Repeat the listing in full, exactly as it stands.

▸ **Input material**:
::::

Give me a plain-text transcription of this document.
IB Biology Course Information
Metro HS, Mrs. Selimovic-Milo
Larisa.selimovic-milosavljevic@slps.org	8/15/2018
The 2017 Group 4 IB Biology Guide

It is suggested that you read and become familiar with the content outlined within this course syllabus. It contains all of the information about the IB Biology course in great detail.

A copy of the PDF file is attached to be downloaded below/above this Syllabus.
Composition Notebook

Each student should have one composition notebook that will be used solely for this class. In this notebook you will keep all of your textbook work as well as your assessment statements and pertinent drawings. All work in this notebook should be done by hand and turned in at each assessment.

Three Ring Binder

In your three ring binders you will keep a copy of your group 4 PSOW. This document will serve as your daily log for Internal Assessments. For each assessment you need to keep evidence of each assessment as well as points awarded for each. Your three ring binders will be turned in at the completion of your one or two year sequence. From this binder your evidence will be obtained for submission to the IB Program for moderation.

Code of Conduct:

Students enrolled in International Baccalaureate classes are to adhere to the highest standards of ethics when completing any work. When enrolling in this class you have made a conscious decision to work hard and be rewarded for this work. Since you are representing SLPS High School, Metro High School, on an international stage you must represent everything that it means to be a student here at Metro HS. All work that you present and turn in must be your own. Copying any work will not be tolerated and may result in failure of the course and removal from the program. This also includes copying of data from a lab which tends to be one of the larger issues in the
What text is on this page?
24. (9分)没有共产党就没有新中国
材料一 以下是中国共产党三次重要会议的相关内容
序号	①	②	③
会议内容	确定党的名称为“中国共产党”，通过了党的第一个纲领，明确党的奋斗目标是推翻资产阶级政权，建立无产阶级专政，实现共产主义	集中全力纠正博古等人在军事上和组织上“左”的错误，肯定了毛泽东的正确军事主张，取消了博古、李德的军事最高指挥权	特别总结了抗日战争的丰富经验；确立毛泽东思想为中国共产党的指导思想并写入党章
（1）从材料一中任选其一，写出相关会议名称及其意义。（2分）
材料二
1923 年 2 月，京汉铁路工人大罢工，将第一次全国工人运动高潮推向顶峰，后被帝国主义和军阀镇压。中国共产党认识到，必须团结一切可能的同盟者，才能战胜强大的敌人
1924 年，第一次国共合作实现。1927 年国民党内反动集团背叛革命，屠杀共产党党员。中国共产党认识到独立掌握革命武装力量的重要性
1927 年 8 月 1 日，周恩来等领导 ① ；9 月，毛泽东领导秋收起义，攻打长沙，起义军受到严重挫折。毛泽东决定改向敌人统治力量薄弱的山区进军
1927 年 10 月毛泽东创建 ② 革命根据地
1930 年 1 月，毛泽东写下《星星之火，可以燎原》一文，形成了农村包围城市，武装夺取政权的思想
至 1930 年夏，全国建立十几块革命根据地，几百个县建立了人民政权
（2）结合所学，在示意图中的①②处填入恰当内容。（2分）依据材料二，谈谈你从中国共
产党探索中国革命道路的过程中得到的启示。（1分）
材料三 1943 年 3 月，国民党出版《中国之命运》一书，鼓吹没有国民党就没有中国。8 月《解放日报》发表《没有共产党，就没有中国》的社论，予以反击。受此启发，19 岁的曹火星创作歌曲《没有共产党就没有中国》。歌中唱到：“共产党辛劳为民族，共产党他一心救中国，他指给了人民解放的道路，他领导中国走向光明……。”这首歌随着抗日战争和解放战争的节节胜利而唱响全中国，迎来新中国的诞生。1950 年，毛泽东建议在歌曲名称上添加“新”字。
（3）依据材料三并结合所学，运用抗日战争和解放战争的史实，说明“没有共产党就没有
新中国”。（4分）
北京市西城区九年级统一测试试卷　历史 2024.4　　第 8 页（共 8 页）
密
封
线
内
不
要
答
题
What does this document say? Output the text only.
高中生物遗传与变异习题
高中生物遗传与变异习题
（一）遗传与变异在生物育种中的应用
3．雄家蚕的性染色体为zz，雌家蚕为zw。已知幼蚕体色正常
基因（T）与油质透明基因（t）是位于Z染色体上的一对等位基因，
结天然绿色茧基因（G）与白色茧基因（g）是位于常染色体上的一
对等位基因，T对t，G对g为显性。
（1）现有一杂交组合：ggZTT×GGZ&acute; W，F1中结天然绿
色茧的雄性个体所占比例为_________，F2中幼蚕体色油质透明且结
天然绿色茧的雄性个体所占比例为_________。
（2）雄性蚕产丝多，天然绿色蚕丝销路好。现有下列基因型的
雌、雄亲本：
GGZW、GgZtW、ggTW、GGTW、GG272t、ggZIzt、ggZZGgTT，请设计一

::::

▸ **Final result**:
Give me a plain-text transcription of this document.
IB Biology Course Information
Metro HS, Mrs. Selimovic-Milo
Larisa.selimovic-milosavljevic@slps.org	8/15/2018
The 2017 Group 4 IB Biology Guide

It is suggested that you read and become familiar with the content outlined within this course syllabus. It contains all of the information about the IB Biology course in great detail.

A copy of the PDF file is attached to be downloaded below/above this Syllabus.
Composition Notebook

Each student should have one composition notebook that will be used solely for this class. In this notebook you will keep all of your textbook work as well as your assessment statements and pertinent drawings. All work in this notebook should be done by hand and turned in at each assessment.

Three Ring Binder

In your three ring binders you will keep a copy of your group 4 PSOW. This document will serve as your daily log for Internal Assessments. For each assessment you need to keep evidence of each assessment as well as points awarded for each. Your three ring binders will be turned in at the completion of your one or two year sequence. From this binder your evidence will be obtained for submission to the IB Program for moderation.

Code of Conduct:

Students enrolled in International Baccalaureate classes are to adhere to the highest standards of ethics when completing any work. When enrolling in this class you have made a conscious decision to work hard and be rewarded for this work. Since you are representing SLPS High School, Metro High School, on an international stage you must represent everything that it means to be a student here at Metro HS. All work that you present and turn in must be your own. Copying any work will not be tolerated and may result in failure of the course and removal from the program. This also includes copying of data from a lab which tends to be one of the larger issues in the
What text is on this page?
24. (9分)没有共产党就没有新中国
材料一 以下是中国共产党三次重要会议的相关内容
序号	①	②	③
会议内容	确定党的名称为“中国共产党”，通过了党的第一个纲领，明确党的奋斗目标是推翻资产阶级政权，建立无产阶级专政，实现共产主义	集中全力纠正博古等人在军事上和组织上“左”的错误，肯定了毛泽东的正确军事主张，取消了博古、李德的军事最高指挥权	特别总结了抗日战争的丰富经验；确立毛泽东思想为中国共产党的指导思想并写入党章
（1）从材料一中任选其一，写出相关会议名称及其意义。（2分）
材料二
1923 年 2 月，京汉铁路工人大罢工，将第一次全国工人运动高潮推向顶峰，后被帝国主义和军阀镇压。中国共产党认识到，必须团结一切可能的同盟者，才能战胜强大的敌人
1924 年，第一次国共合作实现。1927 年国民党内反动集团背叛革命，屠杀共产党党员。中国共产党认识到独立掌握革命武装力量的重要性
1927 年 8 月 1 日，周恩来等领导 ① ；9 月，毛泽东领导秋收起义，攻打长沙，起义军受到严重挫折。毛泽东决定改向敌人统治力量薄弱的山区进军
1927 年 10 月毛泽东创建 ② 革命根据地
1930 年 1 月，毛泽东写下《星星之火，可以燎原》一文，形成了农村包围城市，武装夺取政权的思想
至 1930 年夏，全国建立十几块革命根据地，几百个县建立了人民政权
（2）结合所学，在示意图中的①②处填入恰当内容。（2分）依据材料二，谈谈你从中国共
产党探索中国革命道路的过程中得到的启示。（1分）
材料三 1943 年 3 月，国民党出版《中国之命运》一书，鼓吹没有国民党就没有中国。8 月《解放日报》发表《没有共产党，就没有中国》的社论，予以反击。受此启发，19 岁的曹火星创作歌曲《没有共产党就没有中国》。歌中唱到：“共产党辛劳为民族，共产党他一心救中国，他指给了人民解放的道路，他领导中国走向光明……。”这首歌随着抗日战争和解放战争的节节胜利而唱响全中国，迎来新中国的诞生。1950 年，毛泽东建议在歌曲名称上添加“新”字。
（3）依据材料三并结合所学，运用抗日战争和解放战争的史实，说明“没有共产党就没有
新中国”。（4分）
北京市西城区九年级统一测试试卷　历史 2024.4　　第 8 页（共 8 页）
密
封
线
内
不
要
答
题
What does this document say? Output the text only.
高中生物遗传与变异习题
高中生物遗传与变异习题
（一）遗传与变异在生物育种中的应用
3．雄家蚕的性染色体为zz，雌家蚕为zw。已知幼蚕体色正常
基因（T）与油质透明基因（t）是位于Z染色体上的一对等位基因，
结天然绿色茧基因（G）与白色茧基因（g）是位于常染色体上的一
对等位基因，T对t，G对g为显性。
（1）现有一杂交组合：ggZTT×GGZ&acute; W，F1中结天然绿
色茧的雄性个体所占比例为_________，F2中幼蚕体色油质透明且结
天然绿色茧的雄性个体所占比例为_________。
（2）雄性蚕产丝多，天然绿色蚕丝销路好。现有下列基因型的
雌、雄亲本：
GGZW、GgZtW、ggTW、GGTW、GG272t、ggZIzt、ggZZGgTT，请设计一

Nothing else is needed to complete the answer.